◆ **WHAT TO WORK ON**
From the listing below, extract every line in which the word "Less" appears.

◆ **PROVIDED DATA**
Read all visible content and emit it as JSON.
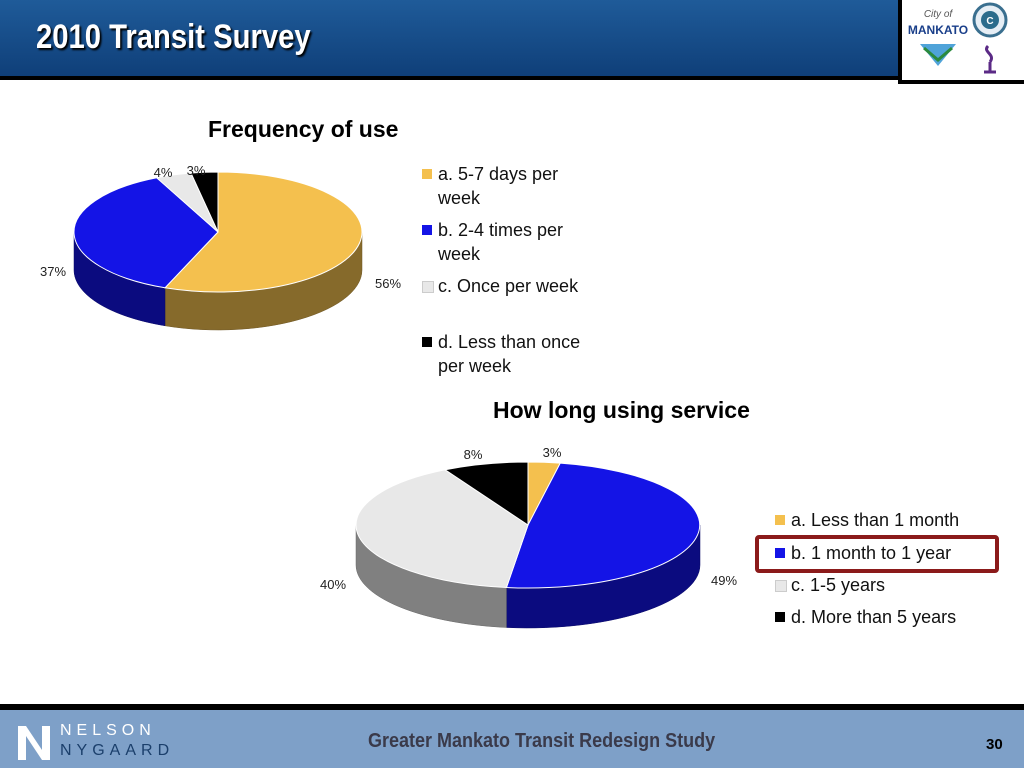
{
  "slide": {
    "title": "2010 Transit Survey",
    "footer_text": "Greater Mankato Transit Redesign Study",
    "page_number": "30",
    "brand_top": "NELSON",
    "brand_bottom": "NYGAARD"
  },
  "logos": {
    "city_text_line1": "City of",
    "city_text_line2": "MANKATO"
  },
  "chart_data": [
    {
      "type": "pie",
      "title": "Frequency of use",
      "categories": [
        "a. 5-7 days per week",
        "b. 2-4 times per week",
        "c. Once per week",
        "d. Less than once per week"
      ],
      "values": [
        56,
        37,
        4,
        3
      ],
      "data_labels": [
        "56%",
        "37%",
        "4%",
        "3%"
      ],
      "colors": [
        "#f4c04e",
        "#1414e6",
        "#e8e8e8",
        "#000000"
      ],
      "legend_placement": "right",
      "three_d": true
    },
    {
      "type": "pie",
      "title": "How long using service",
      "categories": [
        "a. Less than 1 month",
        "b. 1 month to 1 year",
        "c. 1-5 years",
        "d. More than 5 years"
      ],
      "values": [
        3,
        49,
        40,
        8
      ],
      "data_labels": [
        "3%",
        "49%",
        "40%",
        "8%"
      ],
      "colors": [
        "#f4c04e",
        "#1414e6",
        "#e8e8e8",
        "#000000"
      ],
      "legend_placement": "right",
      "three_d": true,
      "highlighted_legend_item": "b. 1 month to 1 year"
    }
  ]
}
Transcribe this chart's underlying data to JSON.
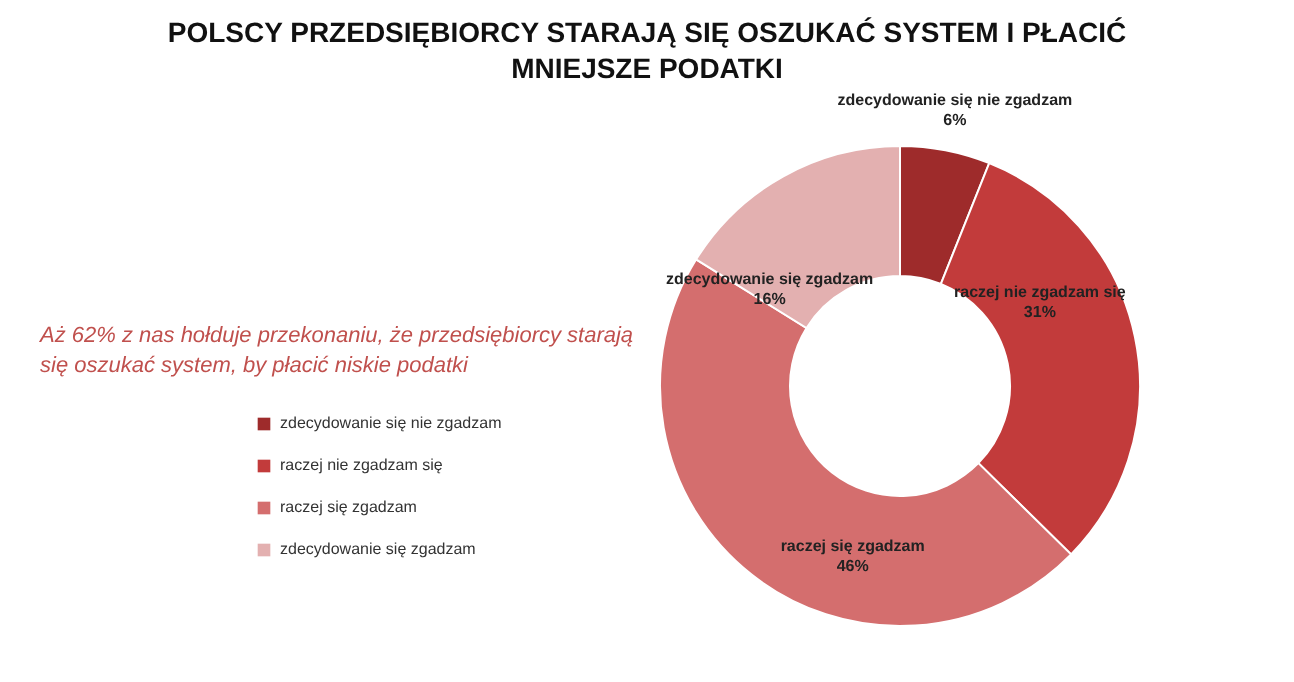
{
  "chart_data": {
    "type": "donut",
    "title": "POLSCY PRZEDSIĘBIORCY STARAJĄ SIĘ OSZUKAĆ SYSTEM I PŁACIĆ MNIEJSZE PODATKI",
    "categories": [
      "zdecydowanie się nie zgadzam",
      "raczej nie zgadzam się",
      "raczej się zgadzam",
      "zdecydowanie się zgadzam"
    ],
    "values": [
      6,
      31,
      46,
      16
    ],
    "value_labels": [
      "6%",
      "31%",
      "46%",
      "16%"
    ],
    "colors": [
      "#9e2b2b",
      "#c23b3b",
      "#d46e6e",
      "#e3b0b0"
    ],
    "annotations": [
      "Aż 62% z nas hołduje przekonaniu, że przedsiębiorcy starają się oszukać system, by płacić niskie podatki"
    ],
    "legend": "bottom left"
  }
}
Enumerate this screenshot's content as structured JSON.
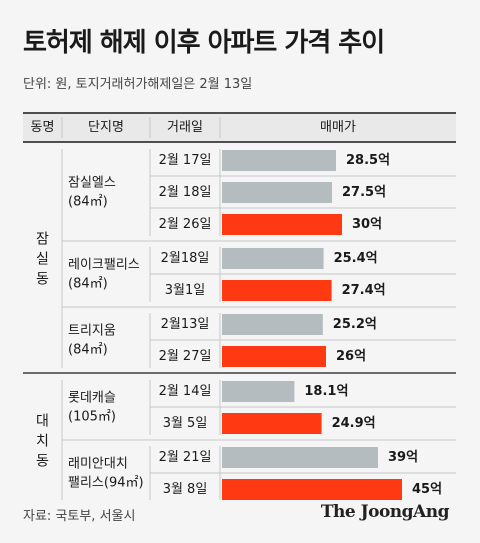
{
  "title": "토허제 해제 이후 아파트 가격 추이",
  "subtitle": "단위: 원, 토지거래허가해제일은 2월 13일",
  "source": "자료: 국토부, 서울시",
  "logo": "The JoongAng",
  "colors": {
    "before": "#b4bcc0",
    "after": "#ff3a12",
    "line": "#1a1a1a",
    "divider": "#c8c8c8"
  },
  "chart_data": {
    "type": "bar",
    "orientation": "horizontal",
    "columns": [
      "동명",
      "단지명",
      "거래일",
      "매매가"
    ],
    "value_unit": "억",
    "xlim": [
      0,
      45
    ],
    "groups": [
      {
        "district": "잠실동",
        "complexes": [
          {
            "name_lines": [
              "잠실엘스",
              "(84㎡)"
            ],
            "rows": [
              {
                "date": "2월 17일",
                "value": 28.5,
                "label": "28.5억",
                "after": false
              },
              {
                "date": "2월 18일",
                "value": 27.5,
                "label": "27.5억",
                "after": false
              },
              {
                "date": "2월 26일",
                "value": 30,
                "label": "30억",
                "after": true
              }
            ]
          },
          {
            "name_lines": [
              "레이크팰리스",
              "(84㎡)"
            ],
            "rows": [
              {
                "date": "2월18일",
                "value": 25.4,
                "label": "25.4억",
                "after": false
              },
              {
                "date": "3월1일",
                "value": 27.4,
                "label": "27.4억",
                "after": true
              }
            ]
          },
          {
            "name_lines": [
              "트리지움",
              "(84㎡)"
            ],
            "rows": [
              {
                "date": "2월13일",
                "value": 25.2,
                "label": "25.2억",
                "after": false
              },
              {
                "date": "2월 27일",
                "value": 26,
                "label": "26억",
                "after": true
              }
            ]
          }
        ]
      },
      {
        "district": "대치동",
        "complexes": [
          {
            "name_lines": [
              "롯데캐슬",
              "(105㎡)"
            ],
            "rows": [
              {
                "date": "2월 14일",
                "value": 18.1,
                "label": "18.1억",
                "after": false
              },
              {
                "date": "3월 5일",
                "value": 24.9,
                "label": "24.9억",
                "after": true
              }
            ]
          },
          {
            "name_lines": [
              "래미안대치",
              "팰리스(94㎡)"
            ],
            "rows": [
              {
                "date": "2월 21일",
                "value": 39,
                "label": "39억",
                "after": false
              },
              {
                "date": "3월 8일",
                "value": 45,
                "label": "45억",
                "after": true
              }
            ]
          }
        ]
      }
    ]
  }
}
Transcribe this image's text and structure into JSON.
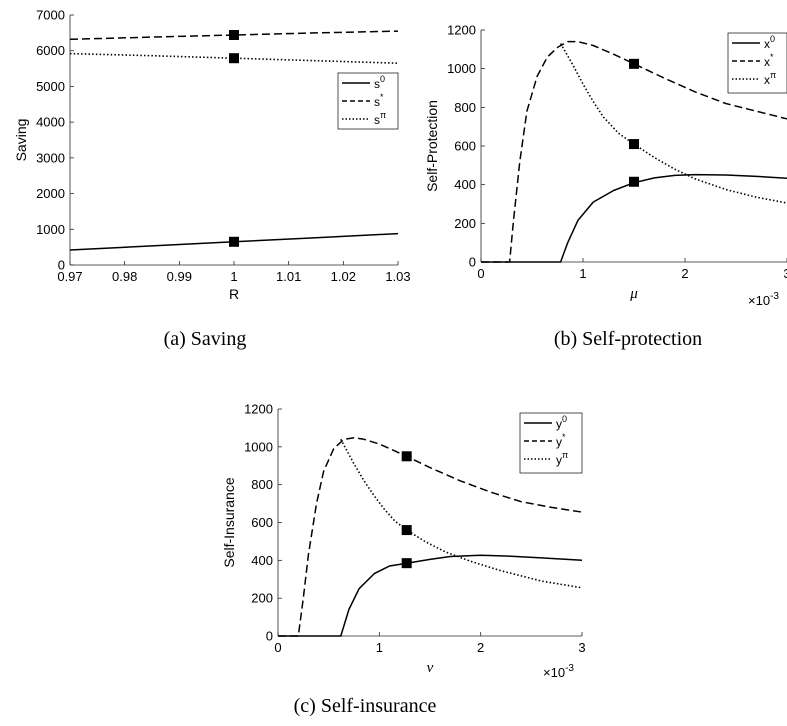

◆ **RESPONSE TO THE EXERCISE**
        "d. Less than once per week"
        "a. Less than 1 month",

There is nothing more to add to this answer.